**Goal**.
In the material below, find all lines with the string "深刻领会全会精神" and copy them.

**Dataset records**.
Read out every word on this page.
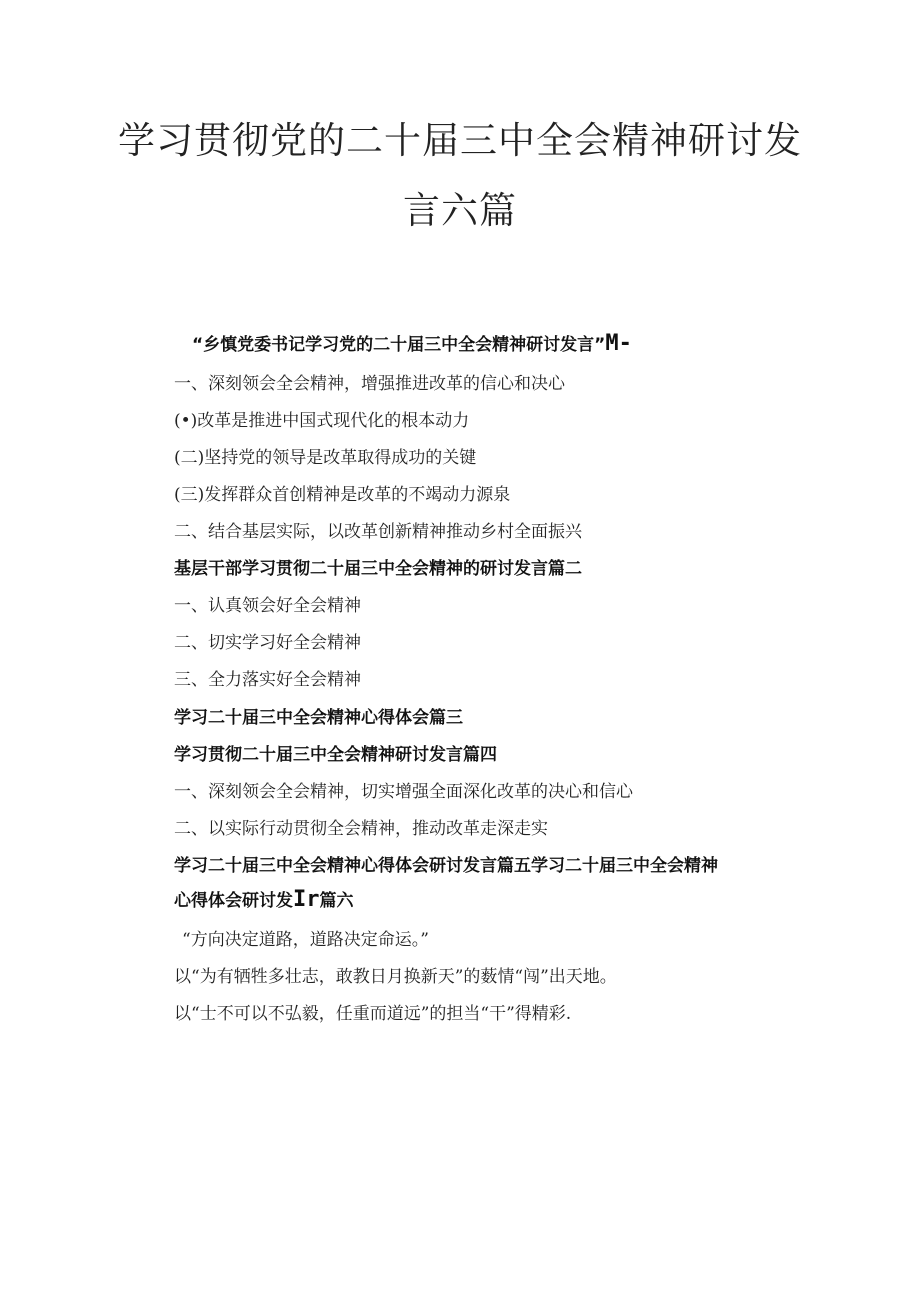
学习贯彻党的二十届三中全会精神研讨发
言六篇
“乡慎党委书记学习党的二十届三中全会精神研讨发言”M-

一、深刻领会全会精神，增强推进改革的信心和决心

(•)改革是推进中国式现代化的根本动力

(二)坚持党的领导是改革取得成功的关键

(三)发挥群众首创精神是改革的不竭动力源泉

二、结合基层实际，以改革创新精神推动乡村全面振兴

基层干部学习贯彻二十届三中全会精神的研讨发言篇二

一、认真领会好全会精神

二、切实学习好全会精神

三、全力落实好全会精神

学习二十届三中全会精神心得体会篇三

学习贯彻二十届三中全会精神研讨发言篇四

一、深刻领会全会精神，切实增强全面深化改革的决心和信心

二、以实际行动贯彻全会精神，推动改革走深走实

学习二十届三中全会精神心得体会研讨发言篇五学习二十届三中全会精神

心得体会研讨发Ir篇六

“方向决定道路，道路决定命运。”

以“为有牺牲多壮志，敢教日月换新天”的薮情“闯”出天地。

以“士不可以不弘毅，任重而道远”的担当“干”得精彩.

**Response**.
一、深刻领会全会精神，增强推进改革的信心和决心
一、深刻领会全会精神，切实增强全面深化改革的决心和信心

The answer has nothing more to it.